To do
Scan the material that follows. Copy every line containing the word "passage".

## START Listed entries

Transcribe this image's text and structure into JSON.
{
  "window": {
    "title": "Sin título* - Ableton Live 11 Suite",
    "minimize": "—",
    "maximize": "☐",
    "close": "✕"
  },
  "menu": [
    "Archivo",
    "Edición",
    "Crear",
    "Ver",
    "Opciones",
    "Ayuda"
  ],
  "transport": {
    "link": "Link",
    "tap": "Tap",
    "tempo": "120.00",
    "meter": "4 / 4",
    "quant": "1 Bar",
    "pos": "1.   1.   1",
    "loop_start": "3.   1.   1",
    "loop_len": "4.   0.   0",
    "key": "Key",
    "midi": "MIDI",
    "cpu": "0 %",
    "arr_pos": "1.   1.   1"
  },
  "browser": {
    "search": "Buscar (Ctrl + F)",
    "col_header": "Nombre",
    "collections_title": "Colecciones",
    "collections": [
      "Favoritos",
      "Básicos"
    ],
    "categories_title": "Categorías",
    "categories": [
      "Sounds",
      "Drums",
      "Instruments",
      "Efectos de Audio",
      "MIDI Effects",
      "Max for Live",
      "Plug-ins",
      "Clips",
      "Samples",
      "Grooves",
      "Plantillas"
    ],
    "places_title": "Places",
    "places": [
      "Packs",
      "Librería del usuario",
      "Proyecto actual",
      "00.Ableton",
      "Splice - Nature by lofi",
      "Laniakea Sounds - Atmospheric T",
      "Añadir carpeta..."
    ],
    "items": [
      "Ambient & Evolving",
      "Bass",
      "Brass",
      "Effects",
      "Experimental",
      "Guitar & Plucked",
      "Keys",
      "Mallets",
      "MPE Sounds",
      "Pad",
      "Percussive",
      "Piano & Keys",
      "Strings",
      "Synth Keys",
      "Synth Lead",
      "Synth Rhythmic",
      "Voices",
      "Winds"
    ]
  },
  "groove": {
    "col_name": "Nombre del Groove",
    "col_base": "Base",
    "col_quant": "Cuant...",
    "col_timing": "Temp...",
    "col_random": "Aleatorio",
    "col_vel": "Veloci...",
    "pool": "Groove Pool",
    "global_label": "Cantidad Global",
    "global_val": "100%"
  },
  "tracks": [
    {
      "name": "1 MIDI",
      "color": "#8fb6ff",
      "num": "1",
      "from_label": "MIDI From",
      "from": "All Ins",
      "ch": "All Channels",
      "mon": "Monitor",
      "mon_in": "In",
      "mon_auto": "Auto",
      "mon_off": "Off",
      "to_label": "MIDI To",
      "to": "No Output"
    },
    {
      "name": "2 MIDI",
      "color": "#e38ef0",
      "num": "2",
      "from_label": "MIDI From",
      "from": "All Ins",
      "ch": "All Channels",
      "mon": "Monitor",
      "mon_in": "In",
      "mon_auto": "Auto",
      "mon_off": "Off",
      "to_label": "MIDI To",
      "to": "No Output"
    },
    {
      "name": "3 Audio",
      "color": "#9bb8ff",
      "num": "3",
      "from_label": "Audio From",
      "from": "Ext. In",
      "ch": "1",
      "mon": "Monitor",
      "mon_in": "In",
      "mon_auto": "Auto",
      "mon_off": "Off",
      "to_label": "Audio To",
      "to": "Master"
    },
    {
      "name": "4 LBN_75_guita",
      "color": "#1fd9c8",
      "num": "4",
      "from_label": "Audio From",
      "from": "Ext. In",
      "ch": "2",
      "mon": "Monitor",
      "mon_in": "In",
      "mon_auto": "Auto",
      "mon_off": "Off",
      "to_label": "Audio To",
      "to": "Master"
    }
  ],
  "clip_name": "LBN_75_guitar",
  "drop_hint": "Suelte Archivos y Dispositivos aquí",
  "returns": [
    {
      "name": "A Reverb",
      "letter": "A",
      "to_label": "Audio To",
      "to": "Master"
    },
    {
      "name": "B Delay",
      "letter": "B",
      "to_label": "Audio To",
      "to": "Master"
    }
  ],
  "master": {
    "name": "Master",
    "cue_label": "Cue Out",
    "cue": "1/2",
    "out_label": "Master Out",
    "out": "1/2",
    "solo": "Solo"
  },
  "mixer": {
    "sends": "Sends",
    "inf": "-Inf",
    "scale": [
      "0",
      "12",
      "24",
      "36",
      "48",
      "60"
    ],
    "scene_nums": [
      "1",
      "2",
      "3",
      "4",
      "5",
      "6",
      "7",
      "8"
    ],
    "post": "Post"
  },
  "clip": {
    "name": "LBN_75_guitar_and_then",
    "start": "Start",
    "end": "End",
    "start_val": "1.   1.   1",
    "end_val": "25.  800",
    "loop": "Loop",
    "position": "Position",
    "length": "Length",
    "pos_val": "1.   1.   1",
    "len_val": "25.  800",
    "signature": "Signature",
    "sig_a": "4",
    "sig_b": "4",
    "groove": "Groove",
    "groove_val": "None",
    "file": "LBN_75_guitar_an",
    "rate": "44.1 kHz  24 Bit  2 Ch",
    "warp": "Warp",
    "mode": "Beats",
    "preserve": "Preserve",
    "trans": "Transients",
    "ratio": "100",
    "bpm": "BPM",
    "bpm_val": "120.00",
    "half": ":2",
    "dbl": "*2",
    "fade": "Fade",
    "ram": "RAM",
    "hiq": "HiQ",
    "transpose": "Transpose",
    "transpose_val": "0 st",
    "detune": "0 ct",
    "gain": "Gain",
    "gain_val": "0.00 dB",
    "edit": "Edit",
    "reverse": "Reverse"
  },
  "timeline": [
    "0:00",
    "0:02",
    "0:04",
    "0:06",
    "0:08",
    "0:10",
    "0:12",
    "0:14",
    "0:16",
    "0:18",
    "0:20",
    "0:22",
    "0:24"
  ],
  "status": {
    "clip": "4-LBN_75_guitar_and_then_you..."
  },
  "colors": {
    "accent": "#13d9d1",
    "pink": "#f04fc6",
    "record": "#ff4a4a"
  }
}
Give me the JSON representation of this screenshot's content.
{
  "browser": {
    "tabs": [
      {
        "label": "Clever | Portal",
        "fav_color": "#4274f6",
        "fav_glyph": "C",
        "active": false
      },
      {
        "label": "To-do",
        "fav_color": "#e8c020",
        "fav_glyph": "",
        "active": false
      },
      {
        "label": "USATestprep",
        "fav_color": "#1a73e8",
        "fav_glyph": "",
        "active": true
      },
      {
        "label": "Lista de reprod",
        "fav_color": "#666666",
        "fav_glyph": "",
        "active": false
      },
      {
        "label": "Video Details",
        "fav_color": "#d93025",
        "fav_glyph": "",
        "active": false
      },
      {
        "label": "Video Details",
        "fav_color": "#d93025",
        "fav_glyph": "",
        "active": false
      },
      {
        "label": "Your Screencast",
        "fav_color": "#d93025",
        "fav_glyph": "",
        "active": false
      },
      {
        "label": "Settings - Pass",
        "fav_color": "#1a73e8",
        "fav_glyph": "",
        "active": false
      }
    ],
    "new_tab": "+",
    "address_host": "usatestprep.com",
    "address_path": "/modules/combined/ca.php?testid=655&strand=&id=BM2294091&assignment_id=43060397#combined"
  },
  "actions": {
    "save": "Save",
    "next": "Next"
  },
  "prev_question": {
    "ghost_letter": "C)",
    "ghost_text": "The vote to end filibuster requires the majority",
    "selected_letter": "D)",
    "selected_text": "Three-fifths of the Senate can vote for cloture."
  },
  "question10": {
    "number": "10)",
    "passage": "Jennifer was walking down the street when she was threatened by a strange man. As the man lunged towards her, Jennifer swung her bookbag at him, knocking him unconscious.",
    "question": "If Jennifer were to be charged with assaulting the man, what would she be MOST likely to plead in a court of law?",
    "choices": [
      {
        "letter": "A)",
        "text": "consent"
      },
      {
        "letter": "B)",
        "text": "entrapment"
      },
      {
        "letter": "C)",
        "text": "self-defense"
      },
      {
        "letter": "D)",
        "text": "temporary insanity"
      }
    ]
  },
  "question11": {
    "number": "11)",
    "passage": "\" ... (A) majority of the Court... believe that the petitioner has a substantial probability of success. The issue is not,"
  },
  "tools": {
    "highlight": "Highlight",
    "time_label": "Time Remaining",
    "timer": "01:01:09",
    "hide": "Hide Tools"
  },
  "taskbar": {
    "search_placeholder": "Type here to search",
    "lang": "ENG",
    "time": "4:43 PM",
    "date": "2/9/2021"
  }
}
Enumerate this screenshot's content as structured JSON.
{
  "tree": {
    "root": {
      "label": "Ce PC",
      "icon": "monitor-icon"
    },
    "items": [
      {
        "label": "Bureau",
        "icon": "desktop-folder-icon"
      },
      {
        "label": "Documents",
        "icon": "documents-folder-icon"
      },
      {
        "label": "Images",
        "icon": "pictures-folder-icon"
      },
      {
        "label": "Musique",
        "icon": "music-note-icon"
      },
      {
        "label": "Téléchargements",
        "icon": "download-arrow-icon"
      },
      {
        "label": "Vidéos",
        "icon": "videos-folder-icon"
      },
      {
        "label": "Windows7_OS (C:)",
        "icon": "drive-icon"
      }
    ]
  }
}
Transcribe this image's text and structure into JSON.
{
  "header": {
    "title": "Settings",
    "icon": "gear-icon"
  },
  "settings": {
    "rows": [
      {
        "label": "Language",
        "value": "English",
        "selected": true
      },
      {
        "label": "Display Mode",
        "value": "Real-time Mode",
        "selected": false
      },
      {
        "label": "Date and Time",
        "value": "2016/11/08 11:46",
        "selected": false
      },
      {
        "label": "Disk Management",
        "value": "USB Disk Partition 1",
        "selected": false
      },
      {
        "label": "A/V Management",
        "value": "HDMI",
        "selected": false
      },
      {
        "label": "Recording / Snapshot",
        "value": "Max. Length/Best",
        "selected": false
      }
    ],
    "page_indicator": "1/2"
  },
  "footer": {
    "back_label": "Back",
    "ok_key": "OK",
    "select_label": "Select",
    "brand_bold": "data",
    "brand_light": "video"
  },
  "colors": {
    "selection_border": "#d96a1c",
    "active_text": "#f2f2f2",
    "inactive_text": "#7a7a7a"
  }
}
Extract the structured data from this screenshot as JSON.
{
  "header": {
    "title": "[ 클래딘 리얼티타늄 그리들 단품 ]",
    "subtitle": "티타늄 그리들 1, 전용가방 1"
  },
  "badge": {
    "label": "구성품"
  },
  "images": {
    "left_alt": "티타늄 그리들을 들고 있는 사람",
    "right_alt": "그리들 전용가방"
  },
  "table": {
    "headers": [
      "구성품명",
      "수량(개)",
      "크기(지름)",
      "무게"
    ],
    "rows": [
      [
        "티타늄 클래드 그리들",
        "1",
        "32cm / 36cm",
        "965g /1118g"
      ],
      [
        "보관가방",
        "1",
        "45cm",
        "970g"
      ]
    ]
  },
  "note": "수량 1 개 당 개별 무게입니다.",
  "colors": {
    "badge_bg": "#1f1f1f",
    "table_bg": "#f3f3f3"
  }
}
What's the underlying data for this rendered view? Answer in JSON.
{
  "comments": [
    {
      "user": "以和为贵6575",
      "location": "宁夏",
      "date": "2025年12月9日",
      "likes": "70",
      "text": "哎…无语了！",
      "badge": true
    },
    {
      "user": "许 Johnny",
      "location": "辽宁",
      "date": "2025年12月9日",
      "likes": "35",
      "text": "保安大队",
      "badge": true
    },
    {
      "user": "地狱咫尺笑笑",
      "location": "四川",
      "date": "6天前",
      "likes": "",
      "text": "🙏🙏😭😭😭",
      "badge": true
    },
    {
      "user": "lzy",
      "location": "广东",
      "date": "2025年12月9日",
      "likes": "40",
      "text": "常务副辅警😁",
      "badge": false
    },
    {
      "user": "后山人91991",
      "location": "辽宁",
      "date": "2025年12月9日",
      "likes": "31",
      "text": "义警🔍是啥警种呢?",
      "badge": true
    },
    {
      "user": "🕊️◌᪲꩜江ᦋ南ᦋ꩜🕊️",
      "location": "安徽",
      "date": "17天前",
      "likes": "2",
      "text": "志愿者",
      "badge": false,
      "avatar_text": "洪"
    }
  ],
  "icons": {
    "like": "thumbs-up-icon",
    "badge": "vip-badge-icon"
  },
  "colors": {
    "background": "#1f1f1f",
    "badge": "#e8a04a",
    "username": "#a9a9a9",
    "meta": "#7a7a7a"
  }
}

## END Listed entries

Task result
    "passage": "Jennifer was walking down the street when she was threatened by a strange man. As the man lunged towards her, Jennifer swung her bookbag at him, knocking him unconscious.",
    "passage": "\" ... (A) majority of the Court... believe that the petitioner has a substantial probability of success. The issue is not,"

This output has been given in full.